▶ **Goal**:
Look through the material below for "this". Copy every line that contains it.

--*--

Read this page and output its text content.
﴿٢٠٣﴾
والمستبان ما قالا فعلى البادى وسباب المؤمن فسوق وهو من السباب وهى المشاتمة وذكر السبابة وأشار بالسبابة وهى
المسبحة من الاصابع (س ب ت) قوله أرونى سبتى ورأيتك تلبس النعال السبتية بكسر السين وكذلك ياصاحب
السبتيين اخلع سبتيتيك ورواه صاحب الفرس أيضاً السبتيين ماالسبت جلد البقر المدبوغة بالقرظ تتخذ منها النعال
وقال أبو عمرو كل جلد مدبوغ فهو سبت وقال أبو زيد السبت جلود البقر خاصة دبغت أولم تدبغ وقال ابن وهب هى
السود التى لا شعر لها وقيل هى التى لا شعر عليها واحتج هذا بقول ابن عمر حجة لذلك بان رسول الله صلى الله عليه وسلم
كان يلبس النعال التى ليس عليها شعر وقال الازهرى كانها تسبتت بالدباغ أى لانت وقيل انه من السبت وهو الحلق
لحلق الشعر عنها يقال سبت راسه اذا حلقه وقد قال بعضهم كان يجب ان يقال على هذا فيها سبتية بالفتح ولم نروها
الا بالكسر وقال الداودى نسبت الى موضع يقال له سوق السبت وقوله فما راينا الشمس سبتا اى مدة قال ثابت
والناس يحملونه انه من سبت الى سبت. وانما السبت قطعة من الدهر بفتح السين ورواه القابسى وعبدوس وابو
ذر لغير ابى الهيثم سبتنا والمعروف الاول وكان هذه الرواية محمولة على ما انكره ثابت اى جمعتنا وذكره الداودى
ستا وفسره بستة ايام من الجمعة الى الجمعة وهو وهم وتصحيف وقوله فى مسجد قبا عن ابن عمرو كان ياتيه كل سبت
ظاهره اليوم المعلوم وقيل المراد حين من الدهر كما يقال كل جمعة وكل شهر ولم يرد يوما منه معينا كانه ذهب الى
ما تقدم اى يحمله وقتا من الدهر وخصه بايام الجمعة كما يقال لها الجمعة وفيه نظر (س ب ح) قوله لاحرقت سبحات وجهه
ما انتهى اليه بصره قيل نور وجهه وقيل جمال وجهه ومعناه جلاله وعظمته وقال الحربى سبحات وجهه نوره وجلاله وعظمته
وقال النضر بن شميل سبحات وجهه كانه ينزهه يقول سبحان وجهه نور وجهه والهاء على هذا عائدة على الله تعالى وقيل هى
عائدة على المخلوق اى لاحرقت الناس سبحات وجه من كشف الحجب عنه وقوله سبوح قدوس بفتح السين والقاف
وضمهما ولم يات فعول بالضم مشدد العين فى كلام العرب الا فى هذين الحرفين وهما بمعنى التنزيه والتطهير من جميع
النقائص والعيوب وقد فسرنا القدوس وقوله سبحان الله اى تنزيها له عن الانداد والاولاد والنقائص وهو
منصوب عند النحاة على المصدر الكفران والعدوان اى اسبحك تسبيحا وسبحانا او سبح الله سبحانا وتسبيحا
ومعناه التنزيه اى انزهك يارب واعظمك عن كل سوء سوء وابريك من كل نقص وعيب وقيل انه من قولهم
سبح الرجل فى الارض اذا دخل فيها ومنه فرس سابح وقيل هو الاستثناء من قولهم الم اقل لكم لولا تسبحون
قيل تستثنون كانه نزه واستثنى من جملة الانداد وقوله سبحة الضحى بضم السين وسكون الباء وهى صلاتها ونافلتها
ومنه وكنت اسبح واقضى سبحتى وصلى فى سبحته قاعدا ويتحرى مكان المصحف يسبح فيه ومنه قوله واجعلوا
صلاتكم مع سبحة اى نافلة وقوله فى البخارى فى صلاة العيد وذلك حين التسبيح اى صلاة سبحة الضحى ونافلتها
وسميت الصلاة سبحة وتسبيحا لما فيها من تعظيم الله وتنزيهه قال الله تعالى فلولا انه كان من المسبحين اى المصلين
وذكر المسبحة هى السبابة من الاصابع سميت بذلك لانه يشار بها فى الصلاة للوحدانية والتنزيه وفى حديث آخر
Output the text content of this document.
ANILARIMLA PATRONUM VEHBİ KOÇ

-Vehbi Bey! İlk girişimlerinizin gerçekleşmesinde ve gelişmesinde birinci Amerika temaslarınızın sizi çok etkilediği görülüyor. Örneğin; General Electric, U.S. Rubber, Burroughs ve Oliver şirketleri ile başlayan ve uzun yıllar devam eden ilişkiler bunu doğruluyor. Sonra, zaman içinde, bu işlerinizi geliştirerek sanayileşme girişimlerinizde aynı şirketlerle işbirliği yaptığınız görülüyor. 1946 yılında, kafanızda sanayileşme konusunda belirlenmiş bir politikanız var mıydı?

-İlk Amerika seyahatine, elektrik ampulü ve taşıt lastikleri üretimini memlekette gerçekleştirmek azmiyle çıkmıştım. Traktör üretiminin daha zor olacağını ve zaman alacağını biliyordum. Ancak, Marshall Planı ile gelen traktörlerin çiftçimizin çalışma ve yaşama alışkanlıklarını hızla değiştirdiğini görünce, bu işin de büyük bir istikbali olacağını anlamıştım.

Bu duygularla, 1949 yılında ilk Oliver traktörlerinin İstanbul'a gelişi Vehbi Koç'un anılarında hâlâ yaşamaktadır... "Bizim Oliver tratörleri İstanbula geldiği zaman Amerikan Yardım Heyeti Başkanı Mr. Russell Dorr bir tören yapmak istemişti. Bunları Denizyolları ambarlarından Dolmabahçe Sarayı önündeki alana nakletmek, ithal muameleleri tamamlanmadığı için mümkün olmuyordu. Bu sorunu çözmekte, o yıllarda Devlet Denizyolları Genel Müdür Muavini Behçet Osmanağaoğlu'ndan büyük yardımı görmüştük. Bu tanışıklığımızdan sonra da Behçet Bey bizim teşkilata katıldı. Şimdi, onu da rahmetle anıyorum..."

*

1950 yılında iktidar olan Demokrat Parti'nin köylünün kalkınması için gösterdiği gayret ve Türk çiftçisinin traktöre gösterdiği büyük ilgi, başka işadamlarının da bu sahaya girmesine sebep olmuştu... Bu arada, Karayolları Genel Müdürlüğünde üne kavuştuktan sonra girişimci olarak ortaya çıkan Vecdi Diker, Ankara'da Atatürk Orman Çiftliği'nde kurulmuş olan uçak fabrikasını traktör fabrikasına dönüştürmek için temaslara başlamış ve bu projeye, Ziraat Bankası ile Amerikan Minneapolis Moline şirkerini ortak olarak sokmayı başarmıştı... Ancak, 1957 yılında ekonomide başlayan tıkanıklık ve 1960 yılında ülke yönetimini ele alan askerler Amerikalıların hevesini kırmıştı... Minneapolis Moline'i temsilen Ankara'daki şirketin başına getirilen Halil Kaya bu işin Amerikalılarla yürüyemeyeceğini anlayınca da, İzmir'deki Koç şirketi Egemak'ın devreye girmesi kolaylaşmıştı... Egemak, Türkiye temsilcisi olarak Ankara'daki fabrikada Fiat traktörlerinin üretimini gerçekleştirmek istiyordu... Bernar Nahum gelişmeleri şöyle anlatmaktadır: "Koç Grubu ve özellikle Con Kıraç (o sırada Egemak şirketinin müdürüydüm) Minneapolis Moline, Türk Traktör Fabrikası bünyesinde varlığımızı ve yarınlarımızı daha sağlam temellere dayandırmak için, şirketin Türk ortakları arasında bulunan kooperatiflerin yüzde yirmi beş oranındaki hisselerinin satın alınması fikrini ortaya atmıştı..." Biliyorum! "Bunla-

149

--*--

▶ **Task response**:
Read this page and output its text content.
Output the text content of this document.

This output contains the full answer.